[WHAT YOU NEED TO DO]:
Please write out every line of the material below word for word, leaving out the pictures.

################

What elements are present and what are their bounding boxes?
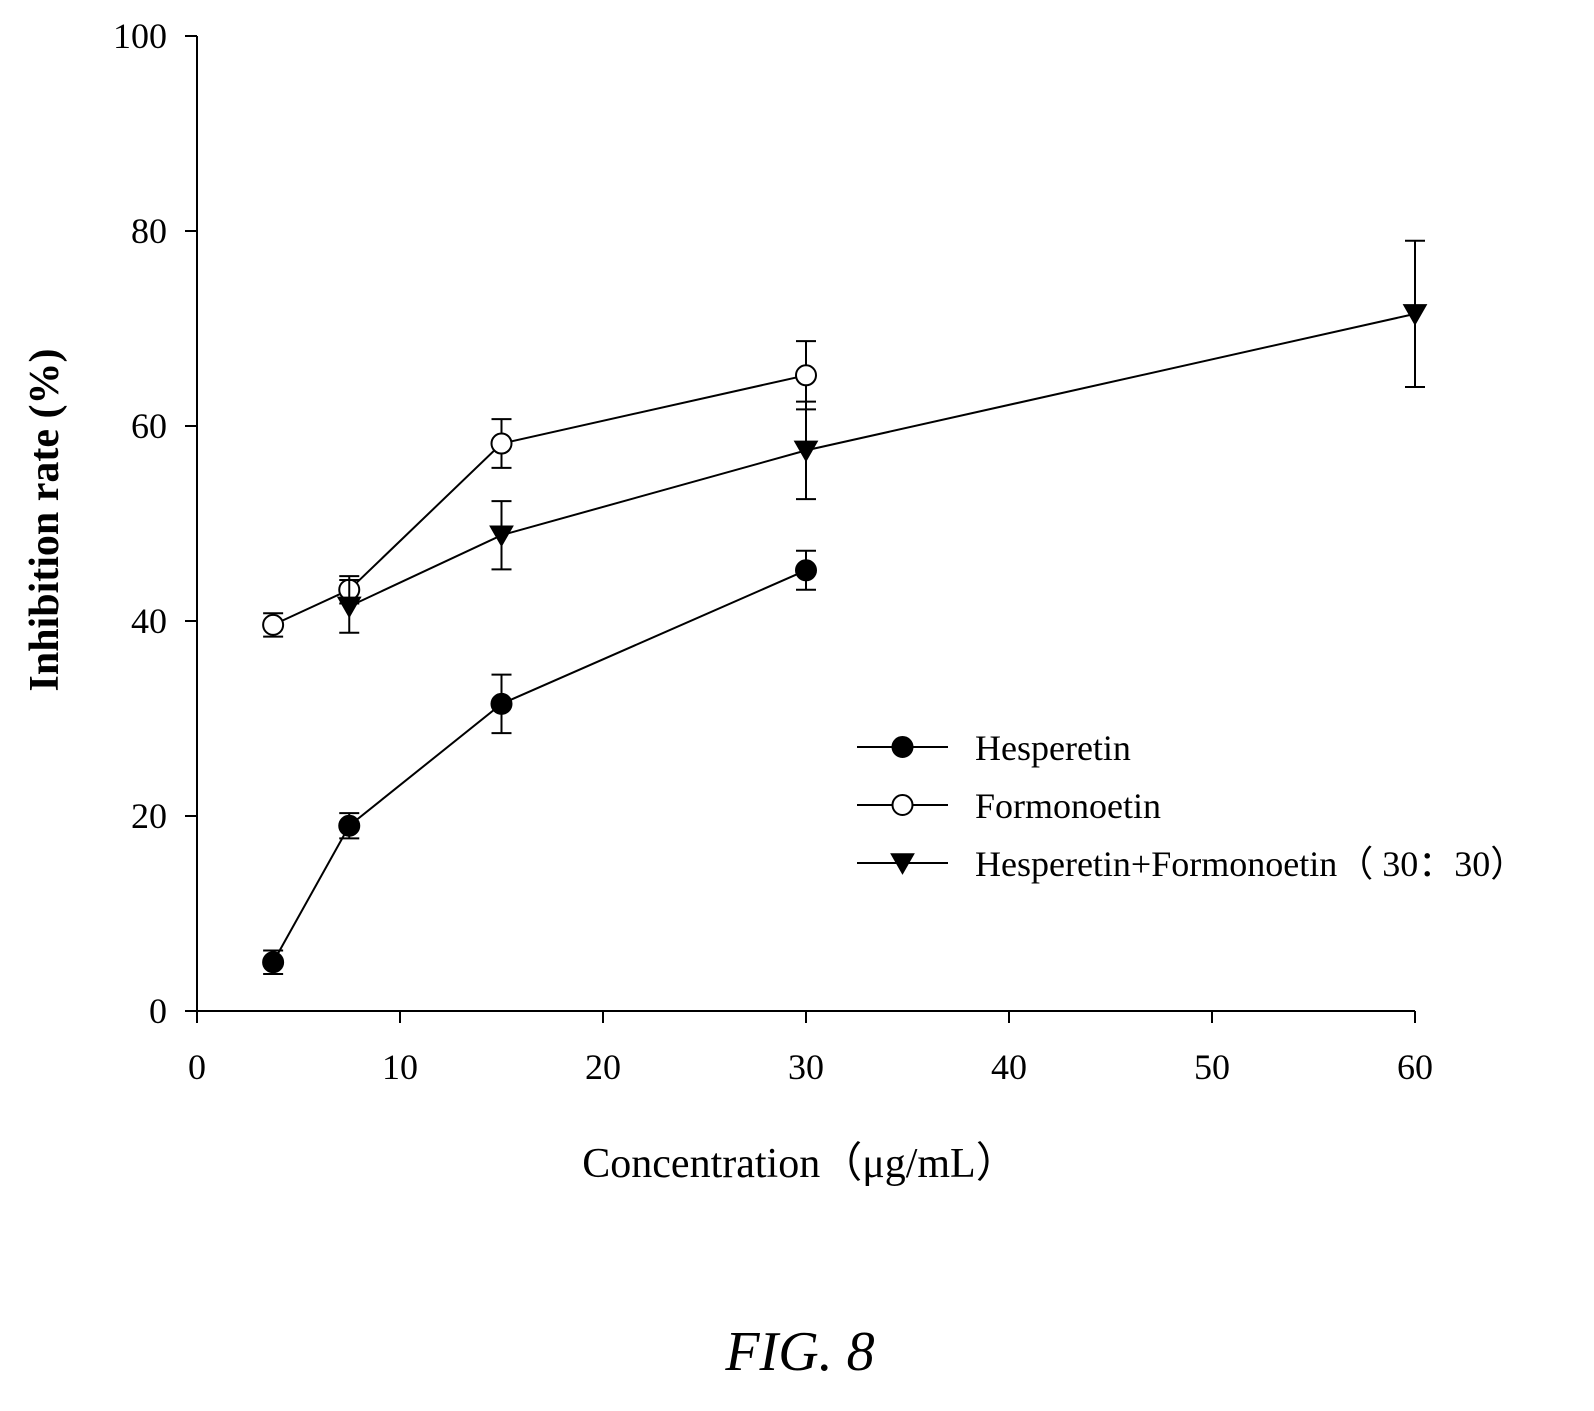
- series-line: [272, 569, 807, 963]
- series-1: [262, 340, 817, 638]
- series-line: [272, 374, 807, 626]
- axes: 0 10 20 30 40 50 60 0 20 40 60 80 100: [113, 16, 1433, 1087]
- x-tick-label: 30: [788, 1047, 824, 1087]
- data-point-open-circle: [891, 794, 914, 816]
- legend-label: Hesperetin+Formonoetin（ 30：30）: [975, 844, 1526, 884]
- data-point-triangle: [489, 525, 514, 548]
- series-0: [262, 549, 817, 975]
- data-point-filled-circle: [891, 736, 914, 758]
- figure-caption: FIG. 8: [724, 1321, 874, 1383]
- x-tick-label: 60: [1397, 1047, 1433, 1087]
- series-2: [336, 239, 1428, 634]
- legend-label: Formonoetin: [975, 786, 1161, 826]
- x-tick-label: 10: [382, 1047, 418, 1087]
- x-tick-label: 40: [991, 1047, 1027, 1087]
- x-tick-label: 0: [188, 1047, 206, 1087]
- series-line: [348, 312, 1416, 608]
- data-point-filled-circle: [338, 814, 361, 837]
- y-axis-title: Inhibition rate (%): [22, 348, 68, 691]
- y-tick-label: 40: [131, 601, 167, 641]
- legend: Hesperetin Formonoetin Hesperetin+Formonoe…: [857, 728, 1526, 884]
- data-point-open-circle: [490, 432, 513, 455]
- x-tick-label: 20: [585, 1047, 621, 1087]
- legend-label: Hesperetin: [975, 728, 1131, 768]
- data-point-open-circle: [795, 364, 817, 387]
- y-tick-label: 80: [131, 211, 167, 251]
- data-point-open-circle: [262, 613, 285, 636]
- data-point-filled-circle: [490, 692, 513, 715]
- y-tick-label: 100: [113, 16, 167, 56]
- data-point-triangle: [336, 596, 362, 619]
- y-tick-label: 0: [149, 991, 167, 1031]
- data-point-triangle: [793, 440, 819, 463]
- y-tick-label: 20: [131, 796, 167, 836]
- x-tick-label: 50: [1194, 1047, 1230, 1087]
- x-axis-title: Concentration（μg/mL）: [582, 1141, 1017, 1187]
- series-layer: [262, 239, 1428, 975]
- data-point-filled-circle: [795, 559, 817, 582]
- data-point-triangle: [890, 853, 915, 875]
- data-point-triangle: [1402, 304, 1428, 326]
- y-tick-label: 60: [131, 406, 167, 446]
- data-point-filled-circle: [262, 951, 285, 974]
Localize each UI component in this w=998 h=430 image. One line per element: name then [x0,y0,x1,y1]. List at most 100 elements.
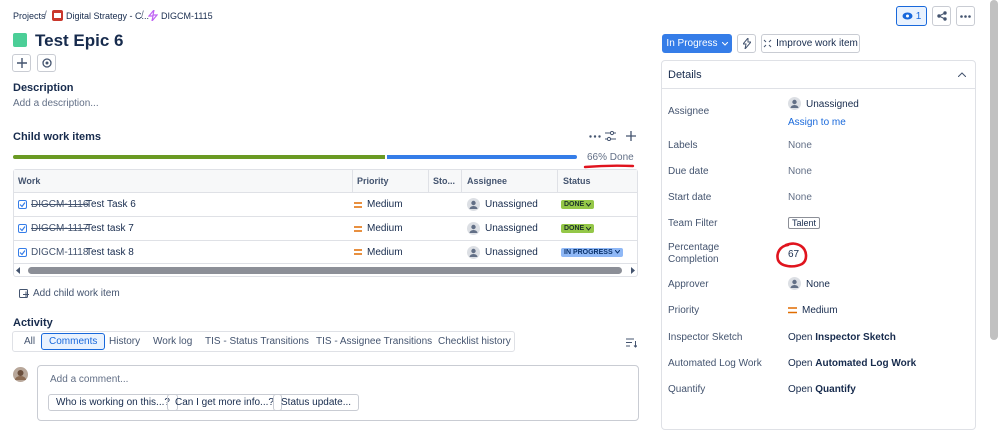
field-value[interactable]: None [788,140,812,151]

################

[FULL ANSWER]:
What elements are present and what are their bounding boxes?
- series-line: [272, 569, 807, 963]
- series-1: [262, 340, 817, 638]
- series-line: [272, 374, 807, 626]
- axes: 0 10 20 30 40 50 60 0 20 40 60 80 100: [113, 16, 1433, 1087]
- x-tick-label: 30: [788, 1047, 824, 1087]
- data-point-open-circle: [891, 794, 914, 816]
- legend-label: Hesperetin+Formonoetin（ 30：30）: [975, 844, 1526, 884]
- data-point-triangle: [489, 525, 514, 548]
- series-0: [262, 549, 817, 975]
- data-point-filled-circle: [891, 736, 914, 758]
- figure-caption: FIG. 8: [724, 1321, 874, 1383]
- x-tick-label: 60: [1397, 1047, 1433, 1087]
- series-2: [336, 239, 1428, 634]
- legend-label: Formonoetin: [975, 786, 1161, 826]
- x-tick-label: 10: [382, 1047, 418, 1087]
- x-tick-label: 40: [991, 1047, 1027, 1087]
- x-tick-label: 0: [188, 1047, 206, 1087]
- series-line: [348, 312, 1416, 608]
- data-point-filled-circle: [338, 814, 361, 837]
- y-axis-title: Inhibition rate (%): [22, 348, 68, 691]
- y-tick-label: 40: [131, 601, 167, 641]
- legend: Hesperetin Formonoetin Hesperetin+Formonoe…: [857, 728, 1526, 884]
- data-point-open-circle: [490, 432, 513, 455]
- x-tick-label: 20: [585, 1047, 621, 1087]
- legend-label: Hesperetin: [975, 728, 1131, 768]
- data-point-open-circle: [795, 364, 817, 387]
- y-tick-label: 80: [131, 211, 167, 251]
- data-point-open-circle: [262, 613, 285, 636]
- data-point-filled-circle: [490, 692, 513, 715]
- y-tick-label: 100: [113, 16, 167, 56]
- data-point-triangle: [336, 596, 362, 619]
- y-tick-label: 0: [149, 991, 167, 1031]
- data-point-triangle: [793, 440, 819, 463]
- y-tick-label: 20: [131, 796, 167, 836]
- x-tick-label: 50: [1194, 1047, 1230, 1087]
- x-axis-title: Concentration（μg/mL）: [582, 1141, 1017, 1187]
- series-layer: [262, 239, 1428, 975]
- data-point-filled-circle: [795, 559, 817, 582]
- data-point-triangle: [890, 853, 915, 875]
- data-point-triangle: [1402, 304, 1428, 326]
- y-tick-label: 60: [131, 406, 167, 446]
- data-point-filled-circle: [262, 951, 285, 974]
Localize each UI component in this w=998 h=430 image. One line per element: name then [x0,y0,x1,y1]. List at most 100 elements.
field-value[interactable]: None [788,140,812,151]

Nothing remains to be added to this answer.